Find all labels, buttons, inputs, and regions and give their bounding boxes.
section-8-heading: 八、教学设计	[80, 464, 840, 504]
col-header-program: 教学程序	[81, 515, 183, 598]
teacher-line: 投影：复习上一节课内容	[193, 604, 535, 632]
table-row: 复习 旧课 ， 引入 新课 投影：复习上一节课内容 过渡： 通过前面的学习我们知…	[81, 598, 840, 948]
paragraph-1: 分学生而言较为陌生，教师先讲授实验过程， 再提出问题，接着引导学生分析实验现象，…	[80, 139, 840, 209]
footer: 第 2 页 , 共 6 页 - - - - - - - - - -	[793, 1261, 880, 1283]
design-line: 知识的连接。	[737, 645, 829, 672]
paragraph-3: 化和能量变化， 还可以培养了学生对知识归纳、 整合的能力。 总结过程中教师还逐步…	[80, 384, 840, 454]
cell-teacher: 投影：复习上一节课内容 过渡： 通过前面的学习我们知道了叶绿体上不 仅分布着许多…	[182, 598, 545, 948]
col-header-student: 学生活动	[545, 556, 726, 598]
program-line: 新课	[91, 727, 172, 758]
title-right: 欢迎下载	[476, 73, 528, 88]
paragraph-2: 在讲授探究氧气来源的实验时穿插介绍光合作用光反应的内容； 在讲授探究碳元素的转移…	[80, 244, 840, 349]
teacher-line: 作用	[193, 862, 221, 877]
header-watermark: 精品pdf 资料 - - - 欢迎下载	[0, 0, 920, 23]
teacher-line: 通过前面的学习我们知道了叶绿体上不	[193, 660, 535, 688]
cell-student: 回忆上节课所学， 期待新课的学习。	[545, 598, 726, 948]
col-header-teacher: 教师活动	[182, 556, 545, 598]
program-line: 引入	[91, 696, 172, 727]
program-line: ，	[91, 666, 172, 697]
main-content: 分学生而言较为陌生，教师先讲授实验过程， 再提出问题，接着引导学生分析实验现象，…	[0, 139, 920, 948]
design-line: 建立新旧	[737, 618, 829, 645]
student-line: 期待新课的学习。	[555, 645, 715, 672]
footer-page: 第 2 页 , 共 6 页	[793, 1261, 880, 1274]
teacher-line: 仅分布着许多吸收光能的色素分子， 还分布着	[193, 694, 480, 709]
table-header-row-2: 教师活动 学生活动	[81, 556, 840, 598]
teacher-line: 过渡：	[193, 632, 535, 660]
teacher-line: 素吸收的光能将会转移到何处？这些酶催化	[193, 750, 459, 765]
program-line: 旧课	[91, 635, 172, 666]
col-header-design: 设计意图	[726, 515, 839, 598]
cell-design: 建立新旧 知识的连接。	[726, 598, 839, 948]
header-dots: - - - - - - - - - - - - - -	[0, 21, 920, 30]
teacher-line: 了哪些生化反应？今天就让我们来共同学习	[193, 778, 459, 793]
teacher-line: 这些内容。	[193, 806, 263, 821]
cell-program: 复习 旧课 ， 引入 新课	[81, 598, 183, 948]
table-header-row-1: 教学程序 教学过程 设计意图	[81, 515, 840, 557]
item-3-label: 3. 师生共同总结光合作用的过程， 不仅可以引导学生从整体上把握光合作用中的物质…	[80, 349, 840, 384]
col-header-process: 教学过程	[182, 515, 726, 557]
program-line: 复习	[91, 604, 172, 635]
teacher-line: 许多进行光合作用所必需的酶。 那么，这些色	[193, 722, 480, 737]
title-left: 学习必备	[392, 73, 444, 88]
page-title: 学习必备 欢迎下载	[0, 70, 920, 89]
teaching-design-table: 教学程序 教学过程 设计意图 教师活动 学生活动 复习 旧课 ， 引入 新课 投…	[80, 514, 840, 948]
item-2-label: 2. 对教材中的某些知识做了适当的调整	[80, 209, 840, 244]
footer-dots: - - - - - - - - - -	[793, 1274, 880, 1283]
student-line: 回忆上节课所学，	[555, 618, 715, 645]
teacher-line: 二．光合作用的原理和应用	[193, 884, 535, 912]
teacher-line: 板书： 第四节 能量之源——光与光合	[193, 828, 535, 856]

## Task goal
Please edit the records above so that every "teacher-line" reads "teacher-text", and give all the records again with nothing else changed.

## Solution for this task
Find all labels, buttons, inputs, and regions and give their bounding boxes.
section-8-heading: 八、教学设计	[80, 464, 840, 504]
col-header-program: 教学程序	[81, 515, 183, 598]
teacher-text: 投影：复习上一节课内容	[193, 604, 535, 632]
table-row: 复习 旧课 ， 引入 新课 投影：复习上一节课内容 过渡： 通过前面的学习我们知…	[81, 598, 840, 948]
paragraph-1: 分学生而言较为陌生，教师先讲授实验过程， 再提出问题，接着引导学生分析实验现象，…	[80, 139, 840, 209]
footer: 第 2 页 , 共 6 页 - - - - - - - - - -	[793, 1261, 880, 1283]
design-line: 知识的连接。	[737, 645, 829, 672]
paragraph-3: 化和能量变化， 还可以培养了学生对知识归纳、 整合的能力。 总结过程中教师还逐步…	[80, 384, 840, 454]
cell-teacher: 投影：复习上一节课内容 过渡： 通过前面的学习我们知道了叶绿体上不 仅分布着许多…	[182, 598, 545, 948]
col-header-student: 学生活动	[545, 556, 726, 598]
program-line: 新课	[91, 727, 172, 758]
title-right: 欢迎下载	[476, 73, 528, 88]
paragraph-2: 在讲授探究氧气来源的实验时穿插介绍光合作用光反应的内容； 在讲授探究碳元素的转移…	[80, 244, 840, 349]
teacher-text: 作用	[193, 862, 221, 877]
header-watermark: 精品pdf 资料 - - - 欢迎下载	[0, 0, 920, 23]
teacher-text: 通过前面的学习我们知道了叶绿体上不	[193, 660, 535, 688]
cell-student: 回忆上节课所学， 期待新课的学习。	[545, 598, 726, 948]
col-header-teacher: 教师活动	[182, 556, 545, 598]
program-line: 引入	[91, 696, 172, 727]
program-line: ，	[91, 666, 172, 697]
main-content: 分学生而言较为陌生，教师先讲授实验过程， 再提出问题，接着引导学生分析实验现象，…	[0, 139, 920, 948]
design-line: 建立新旧	[737, 618, 829, 645]
student-line: 期待新课的学习。	[555, 645, 715, 672]
footer-page: 第 2 页 , 共 6 页	[793, 1261, 880, 1274]
teacher-text: 仅分布着许多吸收光能的色素分子， 还分布着	[193, 694, 480, 709]
table-header-row-2: 教师活动 学生活动	[81, 556, 840, 598]
teacher-text: 过渡：	[193, 632, 535, 660]
teacher-text: 素吸收的光能将会转移到何处？这些酶催化	[193, 750, 459, 765]
program-line: 旧课	[91, 635, 172, 666]
col-header-design: 设计意图	[726, 515, 839, 598]
cell-design: 建立新旧 知识的连接。	[726, 598, 839, 948]
header-dots: - - - - - - - - - - - - - -	[0, 21, 920, 30]
teacher-text: 了哪些生化反应？今天就让我们来共同学习	[193, 778, 459, 793]
teacher-text: 这些内容。	[193, 806, 263, 821]
cell-program: 复习 旧课 ， 引入 新课	[81, 598, 183, 948]
table-header-row-1: 教学程序 教学过程 设计意图	[81, 515, 840, 557]
item-3-label: 3. 师生共同总结光合作用的过程， 不仅可以引导学生从整体上把握光合作用中的物质…	[80, 349, 840, 384]
col-header-process: 教学过程	[182, 515, 726, 557]
program-line: 复习	[91, 604, 172, 635]
teacher-text: 许多进行光合作用所必需的酶。 那么，这些色	[193, 722, 480, 737]
title-left: 学习必备	[392, 73, 444, 88]
page-title: 学习必备 欢迎下载	[0, 70, 920, 89]
teaching-design-table: 教学程序 教学过程 设计意图 教师活动 学生活动 复习 旧课 ， 引入 新课 投…	[80, 514, 840, 948]
item-2-label: 2. 对教材中的某些知识做了适当的调整	[80, 209, 840, 244]
footer-dots: - - - - - - - - - -	[793, 1274, 880, 1283]
student-line: 回忆上节课所学，	[555, 618, 715, 645]
teacher-text: 二．光合作用的原理和应用	[193, 884, 535, 912]
teacher-text: 板书： 第四节 能量之源——光与光合	[193, 828, 535, 856]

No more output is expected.